(Source data)
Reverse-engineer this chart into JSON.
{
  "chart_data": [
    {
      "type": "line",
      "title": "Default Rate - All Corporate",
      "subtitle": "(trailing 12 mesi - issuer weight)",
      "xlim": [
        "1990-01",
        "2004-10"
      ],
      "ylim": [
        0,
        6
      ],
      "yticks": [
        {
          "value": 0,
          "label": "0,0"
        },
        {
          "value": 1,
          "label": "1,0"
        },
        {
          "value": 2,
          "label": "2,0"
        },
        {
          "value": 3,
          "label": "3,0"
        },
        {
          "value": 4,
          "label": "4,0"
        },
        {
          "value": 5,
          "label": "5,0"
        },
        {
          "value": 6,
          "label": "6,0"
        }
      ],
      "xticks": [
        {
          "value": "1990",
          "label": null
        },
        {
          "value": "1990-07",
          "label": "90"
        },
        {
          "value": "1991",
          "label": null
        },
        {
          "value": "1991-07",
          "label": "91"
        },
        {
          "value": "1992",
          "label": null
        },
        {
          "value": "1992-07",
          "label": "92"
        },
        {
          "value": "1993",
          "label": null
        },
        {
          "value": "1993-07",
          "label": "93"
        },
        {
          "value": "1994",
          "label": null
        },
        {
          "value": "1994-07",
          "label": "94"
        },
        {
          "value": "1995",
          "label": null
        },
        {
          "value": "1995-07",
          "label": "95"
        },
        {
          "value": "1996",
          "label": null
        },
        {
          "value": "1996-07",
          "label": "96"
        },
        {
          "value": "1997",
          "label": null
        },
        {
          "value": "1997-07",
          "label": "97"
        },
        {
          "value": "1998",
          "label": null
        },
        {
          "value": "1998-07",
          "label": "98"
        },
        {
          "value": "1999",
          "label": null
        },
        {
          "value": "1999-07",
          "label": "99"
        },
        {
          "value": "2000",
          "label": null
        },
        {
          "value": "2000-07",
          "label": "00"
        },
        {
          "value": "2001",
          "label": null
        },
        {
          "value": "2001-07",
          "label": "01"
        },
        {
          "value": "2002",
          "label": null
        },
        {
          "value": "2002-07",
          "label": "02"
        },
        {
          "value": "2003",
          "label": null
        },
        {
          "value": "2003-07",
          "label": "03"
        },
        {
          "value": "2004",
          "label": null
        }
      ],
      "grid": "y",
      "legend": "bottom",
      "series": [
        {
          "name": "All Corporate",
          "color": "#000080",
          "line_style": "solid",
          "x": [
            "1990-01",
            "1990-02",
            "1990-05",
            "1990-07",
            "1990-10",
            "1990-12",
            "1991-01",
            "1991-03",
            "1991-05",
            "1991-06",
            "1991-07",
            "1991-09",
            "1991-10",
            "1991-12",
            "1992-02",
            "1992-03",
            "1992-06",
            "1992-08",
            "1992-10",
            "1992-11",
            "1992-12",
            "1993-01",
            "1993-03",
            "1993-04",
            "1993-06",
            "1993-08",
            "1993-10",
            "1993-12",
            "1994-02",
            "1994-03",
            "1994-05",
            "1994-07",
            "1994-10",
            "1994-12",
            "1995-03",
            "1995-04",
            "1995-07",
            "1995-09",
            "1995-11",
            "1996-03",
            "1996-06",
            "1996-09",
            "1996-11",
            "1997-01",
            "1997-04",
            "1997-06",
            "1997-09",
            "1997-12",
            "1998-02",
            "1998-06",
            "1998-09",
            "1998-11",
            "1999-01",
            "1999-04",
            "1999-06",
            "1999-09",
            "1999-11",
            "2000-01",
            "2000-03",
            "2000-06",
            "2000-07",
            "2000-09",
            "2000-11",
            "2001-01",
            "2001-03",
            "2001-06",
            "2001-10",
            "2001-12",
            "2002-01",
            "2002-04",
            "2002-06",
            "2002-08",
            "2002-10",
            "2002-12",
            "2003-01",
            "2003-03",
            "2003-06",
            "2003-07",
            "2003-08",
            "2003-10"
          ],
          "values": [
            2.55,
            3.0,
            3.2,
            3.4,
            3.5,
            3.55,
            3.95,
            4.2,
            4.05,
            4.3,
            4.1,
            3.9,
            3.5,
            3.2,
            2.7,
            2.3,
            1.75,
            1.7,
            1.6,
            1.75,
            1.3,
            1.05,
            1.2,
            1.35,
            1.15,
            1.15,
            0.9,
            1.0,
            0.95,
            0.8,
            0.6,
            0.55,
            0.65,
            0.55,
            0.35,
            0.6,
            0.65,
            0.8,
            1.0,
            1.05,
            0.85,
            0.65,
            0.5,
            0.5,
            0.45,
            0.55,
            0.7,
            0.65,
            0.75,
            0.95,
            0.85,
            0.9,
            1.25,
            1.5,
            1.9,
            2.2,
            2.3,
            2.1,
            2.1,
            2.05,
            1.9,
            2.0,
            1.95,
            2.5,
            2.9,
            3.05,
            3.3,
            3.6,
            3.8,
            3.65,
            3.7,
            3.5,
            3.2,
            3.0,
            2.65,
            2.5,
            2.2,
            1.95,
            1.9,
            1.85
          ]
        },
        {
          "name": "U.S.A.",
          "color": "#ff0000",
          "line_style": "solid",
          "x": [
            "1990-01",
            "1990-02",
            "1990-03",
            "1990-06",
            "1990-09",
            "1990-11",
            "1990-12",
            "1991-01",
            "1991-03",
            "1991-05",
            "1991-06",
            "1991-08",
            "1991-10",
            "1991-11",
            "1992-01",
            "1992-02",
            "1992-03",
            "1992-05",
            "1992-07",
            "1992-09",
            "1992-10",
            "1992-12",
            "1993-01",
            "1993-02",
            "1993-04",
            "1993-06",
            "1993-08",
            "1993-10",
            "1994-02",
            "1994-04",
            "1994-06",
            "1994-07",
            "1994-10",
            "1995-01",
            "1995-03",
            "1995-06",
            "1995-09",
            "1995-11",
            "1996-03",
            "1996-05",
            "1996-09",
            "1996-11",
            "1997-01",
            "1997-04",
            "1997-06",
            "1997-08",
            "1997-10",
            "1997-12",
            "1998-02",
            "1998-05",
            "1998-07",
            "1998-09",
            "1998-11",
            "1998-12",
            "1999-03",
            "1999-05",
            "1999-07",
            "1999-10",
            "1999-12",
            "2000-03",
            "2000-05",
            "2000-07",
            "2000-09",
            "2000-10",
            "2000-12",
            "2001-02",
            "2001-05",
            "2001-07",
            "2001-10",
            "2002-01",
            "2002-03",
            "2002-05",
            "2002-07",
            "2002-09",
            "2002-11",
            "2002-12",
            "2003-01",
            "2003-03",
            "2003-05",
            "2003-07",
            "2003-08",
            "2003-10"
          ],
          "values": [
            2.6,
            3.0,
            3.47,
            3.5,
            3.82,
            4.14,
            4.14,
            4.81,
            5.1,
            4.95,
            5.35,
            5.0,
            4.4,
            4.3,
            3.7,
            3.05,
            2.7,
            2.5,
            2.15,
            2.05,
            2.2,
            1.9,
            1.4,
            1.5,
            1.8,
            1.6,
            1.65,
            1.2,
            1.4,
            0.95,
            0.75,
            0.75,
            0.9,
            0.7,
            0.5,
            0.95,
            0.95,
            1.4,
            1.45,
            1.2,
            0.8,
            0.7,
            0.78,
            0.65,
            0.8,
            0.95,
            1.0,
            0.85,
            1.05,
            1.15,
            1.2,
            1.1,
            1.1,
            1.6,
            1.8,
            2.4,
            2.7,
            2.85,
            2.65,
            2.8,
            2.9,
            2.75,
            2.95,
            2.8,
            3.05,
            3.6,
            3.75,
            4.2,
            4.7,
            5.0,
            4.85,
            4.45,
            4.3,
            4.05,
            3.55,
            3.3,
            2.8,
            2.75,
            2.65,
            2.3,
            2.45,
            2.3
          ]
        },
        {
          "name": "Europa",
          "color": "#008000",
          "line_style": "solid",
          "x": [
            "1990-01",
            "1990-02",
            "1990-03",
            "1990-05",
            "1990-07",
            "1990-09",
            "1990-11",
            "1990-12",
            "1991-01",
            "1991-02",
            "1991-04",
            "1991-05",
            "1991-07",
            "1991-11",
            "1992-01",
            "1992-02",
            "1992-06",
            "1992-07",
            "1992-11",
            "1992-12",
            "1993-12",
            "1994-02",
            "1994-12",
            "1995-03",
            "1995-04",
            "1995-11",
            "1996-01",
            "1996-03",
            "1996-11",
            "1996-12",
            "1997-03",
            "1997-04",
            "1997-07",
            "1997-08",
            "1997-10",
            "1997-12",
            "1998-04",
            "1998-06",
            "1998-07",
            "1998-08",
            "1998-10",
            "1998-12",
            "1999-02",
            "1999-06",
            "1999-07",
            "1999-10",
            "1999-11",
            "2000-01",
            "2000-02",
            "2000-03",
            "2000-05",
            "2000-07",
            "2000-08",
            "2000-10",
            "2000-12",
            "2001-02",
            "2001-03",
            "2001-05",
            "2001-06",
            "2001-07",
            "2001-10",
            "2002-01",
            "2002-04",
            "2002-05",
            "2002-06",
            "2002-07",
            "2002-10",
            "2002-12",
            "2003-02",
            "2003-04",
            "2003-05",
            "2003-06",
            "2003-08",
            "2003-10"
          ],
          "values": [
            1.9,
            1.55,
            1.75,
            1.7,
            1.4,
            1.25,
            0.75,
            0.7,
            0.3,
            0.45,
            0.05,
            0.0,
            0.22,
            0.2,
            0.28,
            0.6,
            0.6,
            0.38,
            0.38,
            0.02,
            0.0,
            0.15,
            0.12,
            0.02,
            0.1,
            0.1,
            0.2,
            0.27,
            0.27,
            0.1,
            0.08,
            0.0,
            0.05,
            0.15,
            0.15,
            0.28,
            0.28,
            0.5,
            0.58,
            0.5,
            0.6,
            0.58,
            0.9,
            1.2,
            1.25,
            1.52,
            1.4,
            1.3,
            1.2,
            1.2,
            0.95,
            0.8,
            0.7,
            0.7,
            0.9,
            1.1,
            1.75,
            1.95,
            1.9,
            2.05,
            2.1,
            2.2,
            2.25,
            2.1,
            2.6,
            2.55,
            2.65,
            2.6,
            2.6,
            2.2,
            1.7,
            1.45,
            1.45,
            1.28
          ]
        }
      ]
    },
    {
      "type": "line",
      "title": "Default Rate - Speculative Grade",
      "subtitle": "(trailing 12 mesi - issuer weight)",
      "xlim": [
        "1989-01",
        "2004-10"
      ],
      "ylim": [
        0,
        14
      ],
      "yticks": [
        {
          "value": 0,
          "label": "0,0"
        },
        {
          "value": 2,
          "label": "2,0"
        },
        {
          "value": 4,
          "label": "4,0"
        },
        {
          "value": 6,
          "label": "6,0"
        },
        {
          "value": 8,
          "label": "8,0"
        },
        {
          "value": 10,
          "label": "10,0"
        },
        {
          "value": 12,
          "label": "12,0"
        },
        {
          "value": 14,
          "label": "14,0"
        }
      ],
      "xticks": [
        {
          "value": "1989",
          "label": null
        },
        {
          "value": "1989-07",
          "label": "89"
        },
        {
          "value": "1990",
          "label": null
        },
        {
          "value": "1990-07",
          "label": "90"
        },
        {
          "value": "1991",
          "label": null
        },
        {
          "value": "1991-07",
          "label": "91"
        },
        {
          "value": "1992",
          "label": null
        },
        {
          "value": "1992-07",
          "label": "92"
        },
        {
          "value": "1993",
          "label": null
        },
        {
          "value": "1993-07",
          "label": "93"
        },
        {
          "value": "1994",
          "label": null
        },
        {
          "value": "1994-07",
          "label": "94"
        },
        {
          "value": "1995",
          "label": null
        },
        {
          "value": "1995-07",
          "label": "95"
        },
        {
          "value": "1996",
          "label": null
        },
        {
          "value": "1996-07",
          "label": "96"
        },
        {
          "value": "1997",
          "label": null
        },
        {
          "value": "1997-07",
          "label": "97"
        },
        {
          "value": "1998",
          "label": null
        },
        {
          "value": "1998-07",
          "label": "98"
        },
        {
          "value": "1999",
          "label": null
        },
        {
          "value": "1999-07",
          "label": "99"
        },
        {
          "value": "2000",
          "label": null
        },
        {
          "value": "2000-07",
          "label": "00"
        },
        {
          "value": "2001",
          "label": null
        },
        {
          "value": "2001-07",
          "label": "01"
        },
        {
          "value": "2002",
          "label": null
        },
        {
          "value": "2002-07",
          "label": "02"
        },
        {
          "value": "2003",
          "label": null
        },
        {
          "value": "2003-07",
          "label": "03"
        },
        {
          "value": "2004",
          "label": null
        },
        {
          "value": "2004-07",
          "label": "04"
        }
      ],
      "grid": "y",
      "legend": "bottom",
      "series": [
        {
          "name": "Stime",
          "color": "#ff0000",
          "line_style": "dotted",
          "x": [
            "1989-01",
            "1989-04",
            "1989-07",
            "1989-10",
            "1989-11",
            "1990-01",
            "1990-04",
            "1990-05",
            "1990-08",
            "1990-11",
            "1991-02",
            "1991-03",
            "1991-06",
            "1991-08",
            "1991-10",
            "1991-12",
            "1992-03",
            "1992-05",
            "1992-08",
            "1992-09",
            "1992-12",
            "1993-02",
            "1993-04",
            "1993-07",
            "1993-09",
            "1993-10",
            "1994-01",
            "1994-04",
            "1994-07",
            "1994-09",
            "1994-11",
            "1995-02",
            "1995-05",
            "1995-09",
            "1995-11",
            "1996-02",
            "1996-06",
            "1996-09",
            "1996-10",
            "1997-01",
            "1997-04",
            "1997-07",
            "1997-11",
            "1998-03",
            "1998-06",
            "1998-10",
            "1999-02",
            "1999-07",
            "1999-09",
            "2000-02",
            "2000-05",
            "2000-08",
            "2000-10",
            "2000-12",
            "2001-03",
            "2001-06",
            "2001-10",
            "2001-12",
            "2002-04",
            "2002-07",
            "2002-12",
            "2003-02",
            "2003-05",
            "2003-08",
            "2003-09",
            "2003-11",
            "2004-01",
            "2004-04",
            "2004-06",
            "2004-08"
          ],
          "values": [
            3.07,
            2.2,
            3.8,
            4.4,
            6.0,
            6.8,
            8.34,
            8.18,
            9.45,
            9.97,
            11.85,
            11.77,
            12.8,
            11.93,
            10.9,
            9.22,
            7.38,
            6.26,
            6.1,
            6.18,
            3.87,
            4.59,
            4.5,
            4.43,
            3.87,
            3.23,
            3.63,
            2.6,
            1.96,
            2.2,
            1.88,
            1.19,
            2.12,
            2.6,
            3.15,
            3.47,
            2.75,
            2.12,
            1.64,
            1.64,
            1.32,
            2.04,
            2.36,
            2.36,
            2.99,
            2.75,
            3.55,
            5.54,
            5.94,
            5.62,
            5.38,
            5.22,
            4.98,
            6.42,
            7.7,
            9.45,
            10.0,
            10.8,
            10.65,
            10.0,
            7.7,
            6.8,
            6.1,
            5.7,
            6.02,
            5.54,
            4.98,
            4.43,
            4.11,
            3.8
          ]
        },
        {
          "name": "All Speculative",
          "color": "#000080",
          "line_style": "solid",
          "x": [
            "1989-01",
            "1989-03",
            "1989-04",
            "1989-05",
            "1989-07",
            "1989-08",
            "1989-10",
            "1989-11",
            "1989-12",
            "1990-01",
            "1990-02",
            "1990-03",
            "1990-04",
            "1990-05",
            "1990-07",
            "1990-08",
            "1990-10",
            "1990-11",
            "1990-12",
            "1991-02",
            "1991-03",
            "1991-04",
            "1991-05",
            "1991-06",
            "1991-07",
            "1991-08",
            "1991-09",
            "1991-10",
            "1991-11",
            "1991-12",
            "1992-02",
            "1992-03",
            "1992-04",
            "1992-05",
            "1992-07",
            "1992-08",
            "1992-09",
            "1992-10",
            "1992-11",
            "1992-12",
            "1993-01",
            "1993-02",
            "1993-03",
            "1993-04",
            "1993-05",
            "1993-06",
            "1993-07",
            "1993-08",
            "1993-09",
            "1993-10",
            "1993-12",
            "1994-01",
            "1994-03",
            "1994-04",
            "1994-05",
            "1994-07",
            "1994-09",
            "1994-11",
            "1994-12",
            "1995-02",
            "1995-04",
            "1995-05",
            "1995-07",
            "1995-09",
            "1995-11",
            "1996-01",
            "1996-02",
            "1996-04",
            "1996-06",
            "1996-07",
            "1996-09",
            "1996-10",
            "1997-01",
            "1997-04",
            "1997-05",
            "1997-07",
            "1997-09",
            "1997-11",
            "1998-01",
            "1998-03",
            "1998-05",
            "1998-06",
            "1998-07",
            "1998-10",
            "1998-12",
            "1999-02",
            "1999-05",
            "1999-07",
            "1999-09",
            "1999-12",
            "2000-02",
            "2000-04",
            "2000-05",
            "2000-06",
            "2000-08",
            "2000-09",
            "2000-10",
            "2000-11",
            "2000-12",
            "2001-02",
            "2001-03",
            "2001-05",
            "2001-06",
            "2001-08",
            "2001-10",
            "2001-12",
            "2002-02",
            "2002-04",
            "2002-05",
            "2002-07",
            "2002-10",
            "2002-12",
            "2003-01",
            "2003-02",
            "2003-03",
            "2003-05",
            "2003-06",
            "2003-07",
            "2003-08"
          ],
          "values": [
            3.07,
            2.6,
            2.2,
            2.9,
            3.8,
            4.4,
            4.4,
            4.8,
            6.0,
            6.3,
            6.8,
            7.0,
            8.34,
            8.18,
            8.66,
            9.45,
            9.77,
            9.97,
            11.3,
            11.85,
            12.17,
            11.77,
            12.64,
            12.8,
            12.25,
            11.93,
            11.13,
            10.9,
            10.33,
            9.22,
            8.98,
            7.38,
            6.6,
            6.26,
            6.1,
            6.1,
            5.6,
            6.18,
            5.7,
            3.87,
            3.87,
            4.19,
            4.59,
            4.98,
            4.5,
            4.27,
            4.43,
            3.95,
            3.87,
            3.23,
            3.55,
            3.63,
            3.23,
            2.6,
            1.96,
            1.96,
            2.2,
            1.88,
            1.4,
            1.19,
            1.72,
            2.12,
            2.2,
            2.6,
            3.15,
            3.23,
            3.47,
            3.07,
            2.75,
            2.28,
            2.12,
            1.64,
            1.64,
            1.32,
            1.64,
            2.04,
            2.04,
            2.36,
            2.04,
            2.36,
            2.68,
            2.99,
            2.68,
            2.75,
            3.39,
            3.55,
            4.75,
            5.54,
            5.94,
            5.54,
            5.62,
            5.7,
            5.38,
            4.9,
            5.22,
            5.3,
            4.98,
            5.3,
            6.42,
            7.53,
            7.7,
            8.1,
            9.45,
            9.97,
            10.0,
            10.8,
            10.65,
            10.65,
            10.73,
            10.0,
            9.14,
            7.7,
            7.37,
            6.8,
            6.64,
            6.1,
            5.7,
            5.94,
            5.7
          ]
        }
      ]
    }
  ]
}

-- Instructions to follow --
Tally every line of the listing that holds the string "name", then give the number by itself.

-- Solution to this exercise --
5